[TASK TO CARRY OUT]
Take the listing and print it in full, exactly as given.
═══ RAW RECORDS ═══
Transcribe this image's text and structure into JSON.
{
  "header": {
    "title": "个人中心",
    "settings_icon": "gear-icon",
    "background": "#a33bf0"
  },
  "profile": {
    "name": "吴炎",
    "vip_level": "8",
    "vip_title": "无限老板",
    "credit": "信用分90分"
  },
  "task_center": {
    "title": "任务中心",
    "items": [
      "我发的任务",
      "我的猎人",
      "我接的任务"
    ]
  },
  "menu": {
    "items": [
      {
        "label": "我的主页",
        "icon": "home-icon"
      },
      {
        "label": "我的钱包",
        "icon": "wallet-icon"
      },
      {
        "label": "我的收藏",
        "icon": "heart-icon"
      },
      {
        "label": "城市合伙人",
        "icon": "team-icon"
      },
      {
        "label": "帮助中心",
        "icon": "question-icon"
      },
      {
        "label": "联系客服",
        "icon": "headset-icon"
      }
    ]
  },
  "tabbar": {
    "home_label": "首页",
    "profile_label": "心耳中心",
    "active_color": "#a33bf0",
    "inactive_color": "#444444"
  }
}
═══
[IN RESPONSE]
Transcribe this image's text and structure into JSON.
{
  "header": {
    "title": "个人中心",
    "settings_icon": "gear-icon",
    "background": "#a33bf0"
  },
  "profile": {
    "name": "吴炎",
    "vip_level": "8",
    "vip_title": "无限老板",
    "credit": "信用分90分"
  },
  "task_center": {
    "title": "任务中心",
    "items": [
      "我发的任务",
      "我的猎人",
      "我接的任务"
    ]
  },
  "menu": {
    "items": [
      {
        "label": "我的主页",
        "icon": "home-icon"
      },
      {
        "label": "我的钱包",
        "icon": "wallet-icon"
      },
      {
        "label": "我的收藏",
        "icon": "heart-icon"
      },
      {
        "label": "城市合伙人",
        "icon": "team-icon"
      },
      {
        "label": "帮助中心",
        "icon": "question-icon"
      },
      {
        "label": "联系客服",
        "icon": "headset-icon"
      }
    ]
  },
  "tabbar": {
    "home_label": "首页",
    "profile_label": "心耳中心",
    "active_color": "#a33bf0",
    "inactive_color": "#444444"
  }
}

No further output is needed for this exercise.